-- start Provided data --

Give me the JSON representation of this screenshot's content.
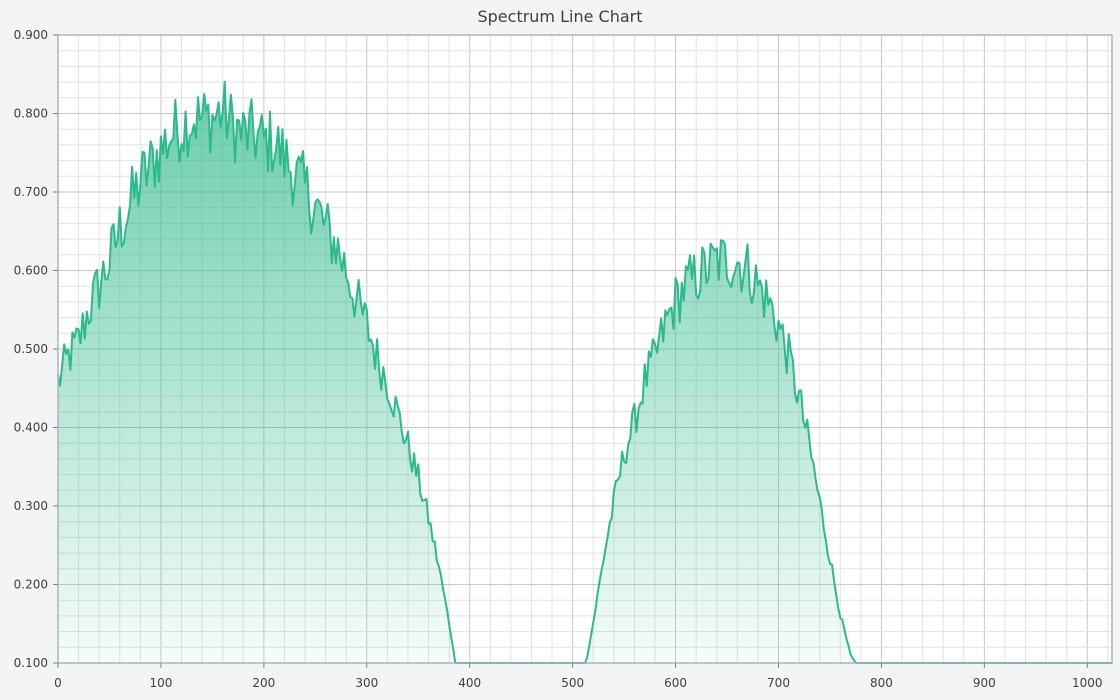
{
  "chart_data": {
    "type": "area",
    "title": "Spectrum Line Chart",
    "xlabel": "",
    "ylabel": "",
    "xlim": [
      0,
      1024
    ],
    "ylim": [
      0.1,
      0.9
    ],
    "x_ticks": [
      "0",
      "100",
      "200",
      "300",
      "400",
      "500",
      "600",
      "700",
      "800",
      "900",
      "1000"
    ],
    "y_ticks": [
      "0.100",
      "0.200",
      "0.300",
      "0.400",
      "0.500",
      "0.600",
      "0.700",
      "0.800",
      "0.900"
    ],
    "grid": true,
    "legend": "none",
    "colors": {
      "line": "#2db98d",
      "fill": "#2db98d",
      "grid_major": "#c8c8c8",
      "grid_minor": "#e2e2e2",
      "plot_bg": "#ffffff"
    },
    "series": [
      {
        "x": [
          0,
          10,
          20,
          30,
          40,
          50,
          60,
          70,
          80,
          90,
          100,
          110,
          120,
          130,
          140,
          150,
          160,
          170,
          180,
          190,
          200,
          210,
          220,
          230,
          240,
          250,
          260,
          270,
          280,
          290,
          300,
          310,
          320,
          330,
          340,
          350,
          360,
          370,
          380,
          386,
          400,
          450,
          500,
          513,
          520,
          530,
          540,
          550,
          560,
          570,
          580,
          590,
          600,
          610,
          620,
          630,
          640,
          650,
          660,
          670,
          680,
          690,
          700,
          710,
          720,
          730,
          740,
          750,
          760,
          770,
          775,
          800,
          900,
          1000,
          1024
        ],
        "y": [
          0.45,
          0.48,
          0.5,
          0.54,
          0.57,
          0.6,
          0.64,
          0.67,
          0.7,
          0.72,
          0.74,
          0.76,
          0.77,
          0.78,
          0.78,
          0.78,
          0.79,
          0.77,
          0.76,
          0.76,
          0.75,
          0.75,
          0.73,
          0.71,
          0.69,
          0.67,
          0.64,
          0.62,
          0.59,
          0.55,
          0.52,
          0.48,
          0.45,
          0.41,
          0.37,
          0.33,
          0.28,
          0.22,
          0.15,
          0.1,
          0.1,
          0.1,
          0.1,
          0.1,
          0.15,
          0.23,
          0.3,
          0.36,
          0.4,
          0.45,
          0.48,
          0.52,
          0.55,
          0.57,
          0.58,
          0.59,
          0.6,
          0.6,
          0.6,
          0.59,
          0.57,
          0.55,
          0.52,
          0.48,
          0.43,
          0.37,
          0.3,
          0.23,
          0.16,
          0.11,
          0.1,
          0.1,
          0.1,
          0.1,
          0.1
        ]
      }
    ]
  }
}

-- end Provided data --

* What you have to do *
Pictures don't belong in the copy. Transcribe every record exactly as it appears.

* Correct result *
Give me the JSON representation of this screenshot's content.
{
  "chart_data": {
    "type": "area",
    "title": "Spectrum Line Chart",
    "xlabel": "",
    "ylabel": "",
    "xlim": [
      0,
      1024
    ],
    "ylim": [
      0.1,
      0.9
    ],
    "x_ticks": [
      "0",
      "100",
      "200",
      "300",
      "400",
      "500",
      "600",
      "700",
      "800",
      "900",
      "1000"
    ],
    "y_ticks": [
      "0.100",
      "0.200",
      "0.300",
      "0.400",
      "0.500",
      "0.600",
      "0.700",
      "0.800",
      "0.900"
    ],
    "grid": true,
    "legend": "none",
    "colors": {
      "line": "#2db98d",
      "fill": "#2db98d",
      "grid_major": "#c8c8c8",
      "grid_minor": "#e2e2e2",
      "plot_bg": "#ffffff"
    },
    "series": [
      {
        "x": [
          0,
          10,
          20,
          30,
          40,
          50,
          60,
          70,
          80,
          90,
          100,
          110,
          120,
          130,
          140,
          150,
          160,
          170,
          180,
          190,
          200,
          210,
          220,
          230,
          240,
          250,
          260,
          270,
          280,
          290,
          300,
          310,
          320,
          330,
          340,
          350,
          360,
          370,
          380,
          386,
          400,
          450,
          500,
          513,
          520,
          530,
          540,
          550,
          560,
          570,
          580,
          590,
          600,
          610,
          620,
          630,
          640,
          650,
          660,
          670,
          680,
          690,
          700,
          710,
          720,
          730,
          740,
          750,
          760,
          770,
          775,
          800,
          900,
          1000,
          1024
        ],
        "y": [
          0.45,
          0.48,
          0.5,
          0.54,
          0.57,
          0.6,
          0.64,
          0.67,
          0.7,
          0.72,
          0.74,
          0.76,
          0.77,
          0.78,
          0.78,
          0.78,
          0.79,
          0.77,
          0.76,
          0.76,
          0.75,
          0.75,
          0.73,
          0.71,
          0.69,
          0.67,
          0.64,
          0.62,
          0.59,
          0.55,
          0.52,
          0.48,
          0.45,
          0.41,
          0.37,
          0.33,
          0.28,
          0.22,
          0.15,
          0.1,
          0.1,
          0.1,
          0.1,
          0.1,
          0.15,
          0.23,
          0.3,
          0.36,
          0.4,
          0.45,
          0.48,
          0.52,
          0.55,
          0.57,
          0.58,
          0.59,
          0.6,
          0.6,
          0.6,
          0.59,
          0.57,
          0.55,
          0.52,
          0.48,
          0.43,
          0.37,
          0.3,
          0.23,
          0.16,
          0.11,
          0.1,
          0.1,
          0.1,
          0.1,
          0.1
        ]
      }
    ]
  }
}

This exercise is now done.